---------- Artikel
Der BMW-Konzern etwa fuhr im vergangenen Jahr mit rund 1300 Millionen Euro den höchsten Gewinn seiner Geschichte ein - München, die Stadt des Firmenhauptquartiers, wird davon keinen Cent Gewerbesteuer sehen. Grund ist der so genannte Verlustvortrag: Das Unternehmen kann das Minus aus dem Rover-Debakel so über die Jahre verteilen, dass die Stadtväter lange leer ausgehen.

Rainer Häusler, Kämmerer von Leverkusen, kann das üble V-Wort nicht mehr hören. Vergangenen Sommer machte er wie jedes Jahr seinen zehn größten Steuerzahlern persönlich die Aufwartung. Die Konjunktur lief da noch anständig, doch bei Häusler gab es schon Grund für die ersten Sorgenfalten: Ein "guter Kunde" hatte im Ausland eine verlustreiche Firma erstanden. Mit den bisher gezahlten zweistelligen Millionenbeträgen an Gewerbesteuern ist es für die nächsten Jahre vorbei; und auch der Bayer-Konzern muss nach dem Desaster mit dem Medikament Lipobay passen. Mit einer Trauerrede schwor Häusler den Rat seiner Stadt auf den Sparhaushalt 2002 ein: "Nichts wird mehr so sein, wie es war."

Düstere Stimmung ebenfalls am Wohnort der Familie von Bundeskanzler Gerhard Schröder. Herbert Schmalstieg, SPD-Oberbürgermeister von Hannover, warnt schon vor dem "Ende der kommunalen Selbstverwaltung": Niedersachsens Landeshauptstadt hat inzwischen 1,4 Milliarden Euro Schulden.

Seit Anfang der neunziger Jahre, rechnet der Hauptgeschäftsführer des Deutschen Städtetags, Stephan Articus, vor, können die Kommunen immer weniger Geld für Investitionen ausgeben. Inzwischen sind es allein bei den Bauinvestitionen 30 Prozent weniger als noch 1993 (siehe Grafik). Aber was heute nur notdürftig repariert werden kann, wird morgen umso teurer. Das Deutsche Institut für Urbanistik hat ausgerechnet, dass die Kommunen bis 2009 eigentlich 650 Milliarden Euro in ihre Infrastruktur stecken müssten; illusorisch bei einem Investitionsvolumen von derzeit 22 Milliarden pro Jahr.
--------------------
---------- Datensätze
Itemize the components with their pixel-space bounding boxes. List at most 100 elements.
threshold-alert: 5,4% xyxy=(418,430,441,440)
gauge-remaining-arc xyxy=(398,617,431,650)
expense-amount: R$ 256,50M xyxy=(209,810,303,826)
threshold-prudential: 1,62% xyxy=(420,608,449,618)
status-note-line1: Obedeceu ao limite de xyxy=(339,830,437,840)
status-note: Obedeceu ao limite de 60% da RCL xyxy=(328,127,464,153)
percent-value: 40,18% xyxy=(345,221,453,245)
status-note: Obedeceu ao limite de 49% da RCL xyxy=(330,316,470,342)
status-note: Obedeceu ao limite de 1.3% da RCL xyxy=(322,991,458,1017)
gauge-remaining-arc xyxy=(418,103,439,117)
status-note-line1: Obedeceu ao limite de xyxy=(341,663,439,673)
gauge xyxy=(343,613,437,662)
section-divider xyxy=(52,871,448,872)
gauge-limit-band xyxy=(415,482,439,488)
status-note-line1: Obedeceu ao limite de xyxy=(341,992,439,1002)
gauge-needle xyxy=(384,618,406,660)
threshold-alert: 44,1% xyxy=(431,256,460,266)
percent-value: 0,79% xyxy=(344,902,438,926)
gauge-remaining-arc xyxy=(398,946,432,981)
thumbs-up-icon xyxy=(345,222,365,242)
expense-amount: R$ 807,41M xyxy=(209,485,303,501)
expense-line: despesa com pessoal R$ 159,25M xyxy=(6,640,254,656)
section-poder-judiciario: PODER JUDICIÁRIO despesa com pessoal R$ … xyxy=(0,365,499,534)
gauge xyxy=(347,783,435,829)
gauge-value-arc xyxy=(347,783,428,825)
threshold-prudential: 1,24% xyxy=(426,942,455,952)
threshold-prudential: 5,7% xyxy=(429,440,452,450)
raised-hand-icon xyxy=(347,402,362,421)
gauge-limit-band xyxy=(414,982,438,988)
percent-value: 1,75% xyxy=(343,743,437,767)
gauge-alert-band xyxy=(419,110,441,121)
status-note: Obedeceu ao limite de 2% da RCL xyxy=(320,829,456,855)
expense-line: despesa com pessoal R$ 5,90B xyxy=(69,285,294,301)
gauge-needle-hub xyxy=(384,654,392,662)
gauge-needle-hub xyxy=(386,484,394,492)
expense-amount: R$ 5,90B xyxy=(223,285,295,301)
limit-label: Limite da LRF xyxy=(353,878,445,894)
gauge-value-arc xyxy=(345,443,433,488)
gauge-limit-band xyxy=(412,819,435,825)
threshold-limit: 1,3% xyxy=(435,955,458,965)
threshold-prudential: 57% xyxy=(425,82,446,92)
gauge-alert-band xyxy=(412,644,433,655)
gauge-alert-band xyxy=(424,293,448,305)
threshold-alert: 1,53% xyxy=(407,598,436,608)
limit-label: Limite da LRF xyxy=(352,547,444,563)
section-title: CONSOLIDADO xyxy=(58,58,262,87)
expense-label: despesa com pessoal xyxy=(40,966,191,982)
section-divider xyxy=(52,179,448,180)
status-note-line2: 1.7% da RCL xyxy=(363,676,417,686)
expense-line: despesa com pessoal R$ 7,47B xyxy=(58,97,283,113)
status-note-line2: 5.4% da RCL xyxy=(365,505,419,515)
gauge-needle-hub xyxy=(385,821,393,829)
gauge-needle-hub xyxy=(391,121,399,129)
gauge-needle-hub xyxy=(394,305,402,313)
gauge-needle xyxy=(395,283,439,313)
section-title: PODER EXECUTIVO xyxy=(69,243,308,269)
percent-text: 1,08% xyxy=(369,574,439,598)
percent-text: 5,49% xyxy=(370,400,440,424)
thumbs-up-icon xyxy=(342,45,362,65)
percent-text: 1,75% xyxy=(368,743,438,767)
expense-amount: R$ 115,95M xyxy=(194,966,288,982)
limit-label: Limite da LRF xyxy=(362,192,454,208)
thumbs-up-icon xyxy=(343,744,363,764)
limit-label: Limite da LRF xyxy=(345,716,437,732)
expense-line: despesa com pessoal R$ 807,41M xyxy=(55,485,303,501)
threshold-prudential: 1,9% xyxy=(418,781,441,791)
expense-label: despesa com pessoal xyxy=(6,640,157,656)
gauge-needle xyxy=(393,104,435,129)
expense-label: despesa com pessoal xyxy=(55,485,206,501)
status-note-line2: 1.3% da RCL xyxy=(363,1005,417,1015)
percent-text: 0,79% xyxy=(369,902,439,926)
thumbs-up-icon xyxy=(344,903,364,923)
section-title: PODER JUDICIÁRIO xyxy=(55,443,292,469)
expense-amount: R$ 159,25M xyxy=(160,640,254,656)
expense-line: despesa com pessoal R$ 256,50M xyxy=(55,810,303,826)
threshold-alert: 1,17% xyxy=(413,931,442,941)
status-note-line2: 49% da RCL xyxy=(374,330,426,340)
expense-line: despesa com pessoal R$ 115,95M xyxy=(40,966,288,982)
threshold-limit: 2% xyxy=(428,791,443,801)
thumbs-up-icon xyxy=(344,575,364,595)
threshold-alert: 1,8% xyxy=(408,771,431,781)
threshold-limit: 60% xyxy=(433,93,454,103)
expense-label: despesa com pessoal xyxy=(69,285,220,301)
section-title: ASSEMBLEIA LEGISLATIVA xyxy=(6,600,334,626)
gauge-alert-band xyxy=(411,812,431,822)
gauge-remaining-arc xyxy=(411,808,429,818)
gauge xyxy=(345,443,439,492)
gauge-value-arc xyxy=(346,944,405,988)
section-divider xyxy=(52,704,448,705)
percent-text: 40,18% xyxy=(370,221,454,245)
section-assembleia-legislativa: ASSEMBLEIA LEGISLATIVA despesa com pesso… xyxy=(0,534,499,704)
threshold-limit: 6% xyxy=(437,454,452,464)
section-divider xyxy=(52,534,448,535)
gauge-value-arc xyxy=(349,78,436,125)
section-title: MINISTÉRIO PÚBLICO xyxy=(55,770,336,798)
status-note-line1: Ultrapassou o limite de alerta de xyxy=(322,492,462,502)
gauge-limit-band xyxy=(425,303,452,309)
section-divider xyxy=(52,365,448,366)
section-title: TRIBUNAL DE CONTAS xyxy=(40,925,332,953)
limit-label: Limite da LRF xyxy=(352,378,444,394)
--------------------
> **Aufgabe**
Fasse den Artikel über die Gewerbesteuer und die Finanzlage der Städte in zwei Sätzen zusammen.

> **Ergebnis**
Wegen eines Verlustvortrags zahlt BMW trotz des höchsten Gewinns seiner Geschichte in München keine Gewerbesteuer, auch Leverkusen verliert hohe Gewerbesteuereinnahmen, und Hannover hat inzwischen 1,4 Milliarden Euro Schulden. Laut dem Deutschen Städtetag können die Kommunen seit Anfang der neunziger Jahre immer weniger investieren, bei den Bauinvestitionen 30 Prozent weniger als 1993, während sie nach Berechnung des Deutschen Instituts für Urbanistik bis 2009 eigentlich 650 Milliarden Euro in ihre Infrastruktur stecken müssten.